§ TASK INSTRUCTIONS
Revise the entries below by replacing every occurrence of "recipient-place" with "recipient-city", leaving all other text unchanged, and omit the pictures from your answer.

§ LISTED ENTRIES

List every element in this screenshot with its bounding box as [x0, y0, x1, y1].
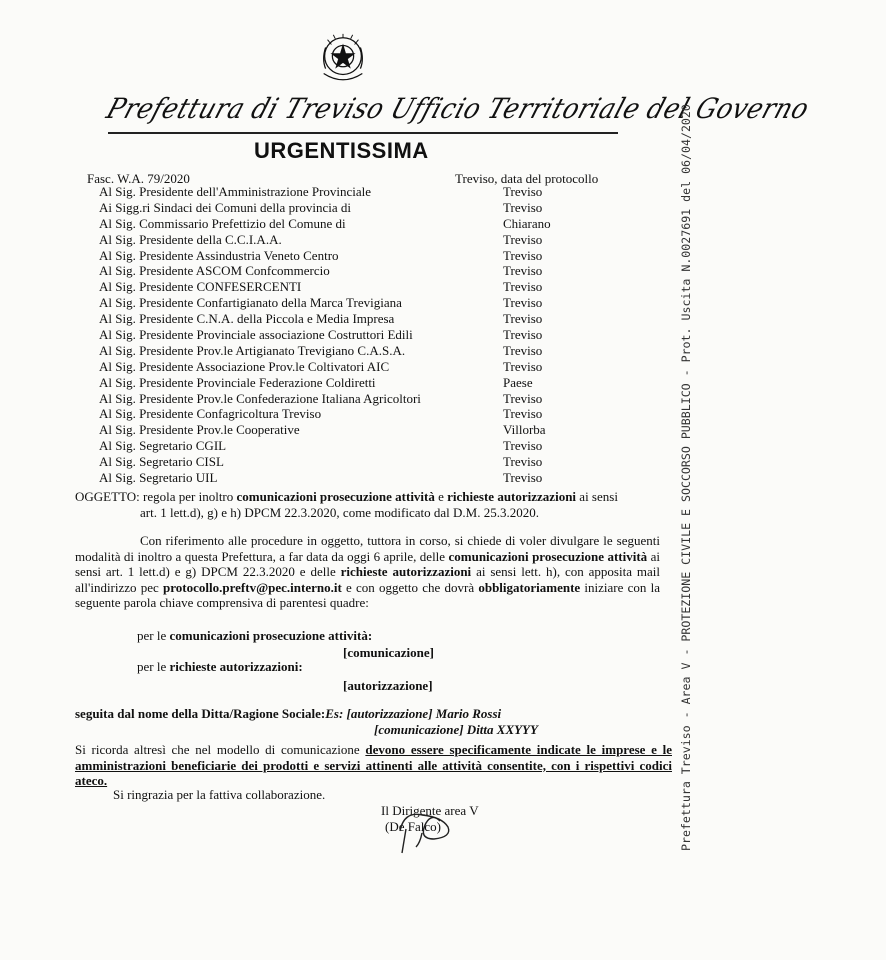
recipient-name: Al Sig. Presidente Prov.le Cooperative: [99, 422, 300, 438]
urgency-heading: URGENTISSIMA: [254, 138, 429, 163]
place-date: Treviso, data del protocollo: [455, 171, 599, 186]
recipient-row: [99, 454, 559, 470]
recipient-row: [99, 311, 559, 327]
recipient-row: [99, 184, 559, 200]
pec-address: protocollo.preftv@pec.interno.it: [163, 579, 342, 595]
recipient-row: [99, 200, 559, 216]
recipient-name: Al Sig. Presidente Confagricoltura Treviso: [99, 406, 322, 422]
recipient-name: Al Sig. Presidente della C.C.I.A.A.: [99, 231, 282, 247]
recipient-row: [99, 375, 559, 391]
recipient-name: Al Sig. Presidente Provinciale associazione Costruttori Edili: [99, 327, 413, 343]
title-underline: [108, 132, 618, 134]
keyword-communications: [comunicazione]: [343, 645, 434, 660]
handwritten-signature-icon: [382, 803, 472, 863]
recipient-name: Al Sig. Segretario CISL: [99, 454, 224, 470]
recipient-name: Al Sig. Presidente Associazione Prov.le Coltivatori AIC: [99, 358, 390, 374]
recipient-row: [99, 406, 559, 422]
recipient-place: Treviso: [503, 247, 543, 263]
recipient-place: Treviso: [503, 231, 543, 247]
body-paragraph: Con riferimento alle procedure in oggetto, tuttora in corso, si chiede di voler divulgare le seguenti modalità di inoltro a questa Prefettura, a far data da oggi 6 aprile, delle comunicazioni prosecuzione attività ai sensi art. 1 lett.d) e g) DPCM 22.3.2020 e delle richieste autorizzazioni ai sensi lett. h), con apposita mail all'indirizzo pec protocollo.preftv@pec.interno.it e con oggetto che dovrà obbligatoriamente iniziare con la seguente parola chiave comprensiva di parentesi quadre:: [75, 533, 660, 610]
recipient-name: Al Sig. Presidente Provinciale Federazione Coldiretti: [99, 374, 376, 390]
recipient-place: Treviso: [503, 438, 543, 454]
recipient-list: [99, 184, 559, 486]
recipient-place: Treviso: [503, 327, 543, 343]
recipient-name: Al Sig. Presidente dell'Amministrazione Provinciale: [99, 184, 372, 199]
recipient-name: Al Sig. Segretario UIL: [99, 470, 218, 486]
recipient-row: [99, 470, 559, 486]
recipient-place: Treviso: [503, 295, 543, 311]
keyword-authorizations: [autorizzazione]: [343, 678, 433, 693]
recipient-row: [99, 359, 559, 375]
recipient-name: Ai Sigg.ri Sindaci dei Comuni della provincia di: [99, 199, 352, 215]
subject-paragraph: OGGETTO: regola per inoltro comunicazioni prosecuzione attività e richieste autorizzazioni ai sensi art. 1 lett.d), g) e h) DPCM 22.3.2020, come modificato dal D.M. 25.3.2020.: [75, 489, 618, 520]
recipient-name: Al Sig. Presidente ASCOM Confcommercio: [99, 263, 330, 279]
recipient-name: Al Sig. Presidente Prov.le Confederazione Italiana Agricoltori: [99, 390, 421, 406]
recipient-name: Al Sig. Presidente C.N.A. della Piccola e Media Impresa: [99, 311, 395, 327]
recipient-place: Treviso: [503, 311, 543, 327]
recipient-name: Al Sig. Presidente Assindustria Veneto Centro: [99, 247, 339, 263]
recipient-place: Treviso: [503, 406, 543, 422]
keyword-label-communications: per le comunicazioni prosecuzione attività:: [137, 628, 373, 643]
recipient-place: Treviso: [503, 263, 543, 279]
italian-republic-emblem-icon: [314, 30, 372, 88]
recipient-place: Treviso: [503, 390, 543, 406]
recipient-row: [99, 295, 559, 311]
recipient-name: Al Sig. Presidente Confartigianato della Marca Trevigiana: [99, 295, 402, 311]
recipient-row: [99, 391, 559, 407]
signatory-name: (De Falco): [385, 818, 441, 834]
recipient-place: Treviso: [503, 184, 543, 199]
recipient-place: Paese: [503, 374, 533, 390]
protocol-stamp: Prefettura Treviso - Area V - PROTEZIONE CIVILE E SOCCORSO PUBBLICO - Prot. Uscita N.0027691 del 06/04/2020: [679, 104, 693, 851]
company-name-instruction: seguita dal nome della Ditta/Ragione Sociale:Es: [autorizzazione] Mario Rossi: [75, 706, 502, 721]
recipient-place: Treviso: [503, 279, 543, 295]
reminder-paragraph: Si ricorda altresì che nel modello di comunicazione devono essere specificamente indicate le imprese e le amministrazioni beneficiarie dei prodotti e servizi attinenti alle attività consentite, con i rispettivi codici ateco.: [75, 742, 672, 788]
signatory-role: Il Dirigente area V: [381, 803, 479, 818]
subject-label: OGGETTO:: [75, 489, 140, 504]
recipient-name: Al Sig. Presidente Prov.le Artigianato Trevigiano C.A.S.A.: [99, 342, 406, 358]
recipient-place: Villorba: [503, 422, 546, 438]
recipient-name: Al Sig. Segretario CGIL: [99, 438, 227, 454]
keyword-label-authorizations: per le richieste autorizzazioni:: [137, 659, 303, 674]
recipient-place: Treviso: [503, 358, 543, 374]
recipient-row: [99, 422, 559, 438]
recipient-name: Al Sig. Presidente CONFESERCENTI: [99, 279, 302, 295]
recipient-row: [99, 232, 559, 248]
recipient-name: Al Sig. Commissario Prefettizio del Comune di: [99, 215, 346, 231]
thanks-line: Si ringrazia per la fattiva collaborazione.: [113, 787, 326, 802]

§ SOLUTION TO THE PROBLEM
List every element in this screenshot with its bounding box as [x0, y0, x1, y1].
recipient-name: Al Sig. Presidente Prov.le Cooperative: [99, 422, 300, 438]
urgency-heading: URGENTISSIMA: [254, 138, 429, 163]
place-date: Treviso, data del protocollo: [455, 171, 599, 186]
recipient-row: [99, 454, 559, 470]
recipient-row: [99, 311, 559, 327]
recipient-row: [99, 184, 559, 200]
pec-address: protocollo.preftv@pec.interno.it: [163, 579, 342, 595]
recipient-row: [99, 200, 559, 216]
recipient-name: Al Sig. Presidente Confagricoltura Treviso: [99, 406, 322, 422]
recipient-name: Al Sig. Presidente della C.C.I.A.A.: [99, 231, 282, 247]
recipient-row: [99, 375, 559, 391]
recipient-name: Al Sig. Presidente Provinciale associazione Costruttori Edili: [99, 327, 413, 343]
title-underline: [108, 132, 618, 134]
keyword-communications: [comunicazione]: [343, 645, 434, 660]
handwritten-signature-icon: [382, 803, 472, 863]
recipient-name: Al Sig. Segretario CISL: [99, 454, 224, 470]
recipient-name: Al Sig. Presidente Associazione Prov.le Coltivatori AIC: [99, 358, 390, 374]
recipient-row: [99, 406, 559, 422]
recipient-city: Treviso: [503, 247, 543, 263]
recipient-city: Treviso: [503, 231, 543, 247]
body-paragraph: Con riferimento alle procedure in oggetto, tuttora in corso, si chiede di voler divulgare le seguenti modalità di inoltro a questa Prefettura, a far data da oggi 6 aprile, delle comunicazioni prosecuzione attività ai sensi art. 1 lett.d) e g) DPCM 22.3.2020 e delle richieste autorizzazioni ai sensi lett. h), con apposita mail all'indirizzo pec protocollo.preftv@pec.interno.it e con oggetto che dovrà obbligatoriamente iniziare con la seguente parola chiave comprensiva di parentesi quadre:: [75, 533, 660, 610]
recipient-name: Al Sig. Presidente Provinciale Federazione Coldiretti: [99, 374, 376, 390]
recipient-city: Treviso: [503, 438, 543, 454]
recipient-list: [99, 184, 559, 486]
recipient-city: Treviso: [503, 327, 543, 343]
recipient-name: Al Sig. Presidente dell'Amministrazione Provinciale: [99, 184, 372, 199]
recipient-name: Al Sig. Segretario UIL: [99, 470, 218, 486]
recipient-row: [99, 470, 559, 486]
recipient-city: Treviso: [503, 295, 543, 311]
keyword-authorizations: [autorizzazione]: [343, 678, 433, 693]
recipient-row: [99, 359, 559, 375]
recipient-name: Ai Sigg.ri Sindaci dei Comuni della provincia di: [99, 199, 352, 215]
subject-paragraph: OGGETTO: regola per inoltro comunicazioni prosecuzione attività e richieste autorizzazioni ai sensi art. 1 lett.d), g) e h) DPCM 22.3.2020, come modificato dal D.M. 25.3.2020.: [75, 489, 618, 520]
recipient-name: Al Sig. Presidente ASCOM Confcommercio: [99, 263, 330, 279]
recipient-name: Al Sig. Presidente Prov.le Confederazione Italiana Agricoltori: [99, 390, 421, 406]
recipient-name: Al Sig. Presidente C.N.A. della Piccola e Media Impresa: [99, 311, 395, 327]
recipient-city: Treviso: [503, 311, 543, 327]
recipient-name: Al Sig. Presidente Assindustria Veneto Centro: [99, 247, 339, 263]
recipient-city: Treviso: [503, 406, 543, 422]
keyword-label-communications: per le comunicazioni prosecuzione attività:: [137, 628, 373, 643]
recipient-city: Treviso: [503, 263, 543, 279]
italian-republic-emblem-icon: [314, 30, 372, 88]
recipient-city: Treviso: [503, 390, 543, 406]
recipient-row: [99, 295, 559, 311]
recipient-name: Al Sig. Presidente Confartigianato della Marca Trevigiana: [99, 295, 402, 311]
recipient-row: [99, 391, 559, 407]
signatory-name: (De Falco): [385, 818, 441, 834]
recipient-city: Treviso: [503, 184, 543, 199]
recipient-city: Paese: [503, 374, 533, 390]
protocol-stamp: Prefettura Treviso - Area V - PROTEZIONE CIVILE E SOCCORSO PUBBLICO - Prot. Uscita N.0027691 del 06/04/2020: [679, 104, 693, 851]
company-name-instruction: seguita dal nome della Ditta/Ragione Sociale:Es: [autorizzazione] Mario Rossi: [75, 706, 502, 721]
recipient-city: Treviso: [503, 279, 543, 295]
reminder-paragraph: Si ricorda altresì che nel modello di comunicazione devono essere specificamente indicate le imprese e le amministrazioni beneficiarie dei prodotti e servizi attinenti alle attività consentite, con i rispettivi codici ateco.: [75, 742, 672, 788]
signatory-role: Il Dirigente area V: [381, 803, 479, 818]
subject-label: OGGETTO:: [75, 489, 140, 504]
recipient-name: Al Sig. Presidente Prov.le Artigianato Trevigiano C.A.S.A.: [99, 342, 406, 358]
recipient-city: Villorba: [503, 422, 546, 438]
recipient-name: Al Sig. Segretario CGIL: [99, 438, 227, 454]
keyword-label-authorizations: per le richieste autorizzazioni:: [137, 659, 303, 674]
recipient-city: Treviso: [503, 358, 543, 374]
recipient-row: [99, 422, 559, 438]
recipient-name: Al Sig. Presidente CONFESERCENTI: [99, 279, 302, 295]
recipient-row: [99, 232, 559, 248]
recipient-name: Al Sig. Commissario Prefettizio del Comune di: [99, 215, 346, 231]
thanks-line: Si ringrazia per la fattiva collaborazione.: [113, 787, 326, 802]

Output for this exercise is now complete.